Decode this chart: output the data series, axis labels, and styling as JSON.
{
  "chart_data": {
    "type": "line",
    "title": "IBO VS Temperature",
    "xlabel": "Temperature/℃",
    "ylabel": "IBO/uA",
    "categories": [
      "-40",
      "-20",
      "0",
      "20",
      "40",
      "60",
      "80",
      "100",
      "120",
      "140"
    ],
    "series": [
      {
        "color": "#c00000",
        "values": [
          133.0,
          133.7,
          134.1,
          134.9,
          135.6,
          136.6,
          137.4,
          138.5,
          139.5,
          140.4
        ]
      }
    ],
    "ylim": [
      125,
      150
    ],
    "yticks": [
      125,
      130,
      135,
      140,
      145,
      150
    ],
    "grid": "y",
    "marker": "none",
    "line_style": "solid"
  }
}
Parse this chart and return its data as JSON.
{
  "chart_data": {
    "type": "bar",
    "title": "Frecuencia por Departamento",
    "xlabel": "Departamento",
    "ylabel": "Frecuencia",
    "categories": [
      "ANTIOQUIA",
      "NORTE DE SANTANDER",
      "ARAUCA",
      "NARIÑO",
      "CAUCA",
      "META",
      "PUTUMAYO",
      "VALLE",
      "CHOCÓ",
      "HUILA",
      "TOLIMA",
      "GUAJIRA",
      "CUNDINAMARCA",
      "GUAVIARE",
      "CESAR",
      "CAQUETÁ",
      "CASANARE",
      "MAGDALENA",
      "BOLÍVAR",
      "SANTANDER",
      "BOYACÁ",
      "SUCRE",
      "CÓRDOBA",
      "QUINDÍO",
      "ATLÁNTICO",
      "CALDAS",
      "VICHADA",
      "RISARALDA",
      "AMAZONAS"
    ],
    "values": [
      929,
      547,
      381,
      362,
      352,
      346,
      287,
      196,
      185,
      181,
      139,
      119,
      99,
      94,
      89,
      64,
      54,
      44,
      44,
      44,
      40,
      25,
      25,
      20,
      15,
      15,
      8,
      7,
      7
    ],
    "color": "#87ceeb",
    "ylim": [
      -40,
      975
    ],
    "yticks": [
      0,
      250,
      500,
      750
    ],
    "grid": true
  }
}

> _REQUIRED TASK_
Retype all of the material, keeping each line exact.

> _EXERCISE OUTPUT_
Decode this chart: output the data series, axis labels, and styling as JSON.
{
  "chart_data": {
    "type": "line",
    "title": "IBO VS Temperature",
    "xlabel": "Temperature/℃",
    "ylabel": "IBO/uA",
    "categories": [
      "-40",
      "-20",
      "0",
      "20",
      "40",
      "60",
      "80",
      "100",
      "120",
      "140"
    ],
    "series": [
      {
        "color": "#c00000",
        "values": [
          133.0,
          133.7,
          134.1,
          134.9,
          135.6,
          136.6,
          137.4,
          138.5,
          139.5,
          140.4
        ]
      }
    ],
    "ylim": [
      125,
      150
    ],
    "yticks": [
      125,
      130,
      135,
      140,
      145,
      150
    ],
    "grid": "y",
    "marker": "none",
    "line_style": "solid"
  }
}
Parse this chart and return its data as JSON.
{
  "chart_data": {
    "type": "bar",
    "title": "Frecuencia por Departamento",
    "xlabel": "Departamento",
    "ylabel": "Frecuencia",
    "categories": [
      "ANTIOQUIA",
      "NORTE DE SANTANDER",
      "ARAUCA",
      "NARIÑO",
      "CAUCA",
      "META",
      "PUTUMAYO",
      "VALLE",
      "CHOCÓ",
      "HUILA",
      "TOLIMA",
      "GUAJIRA",
      "CUNDINAMARCA",
      "GUAVIARE",
      "CESAR",
      "CAQUETÁ",
      "CASANARE",
      "MAGDALENA",
      "BOLÍVAR",
      "SANTANDER",
      "BOYACÁ",
      "SUCRE",
      "CÓRDOBA",
      "QUINDÍO",
      "ATLÁNTICO",
      "CALDAS",
      "VICHADA",
      "RISARALDA",
      "AMAZONAS"
    ],
    "values": [
      929,
      547,
      381,
      362,
      352,
      346,
      287,
      196,
      185,
      181,
      139,
      119,
      99,
      94,
      89,
      64,
      54,
      44,
      44,
      44,
      40,
      25,
      25,
      20,
      15,
      15,
      8,
      7,
      7
    ],
    "color": "#87ceeb",
    "ylim": [
      -40,
      975
    ],
    "yticks": [
      0,
      250,
      500,
      750
    ],
    "grid": true
  }
}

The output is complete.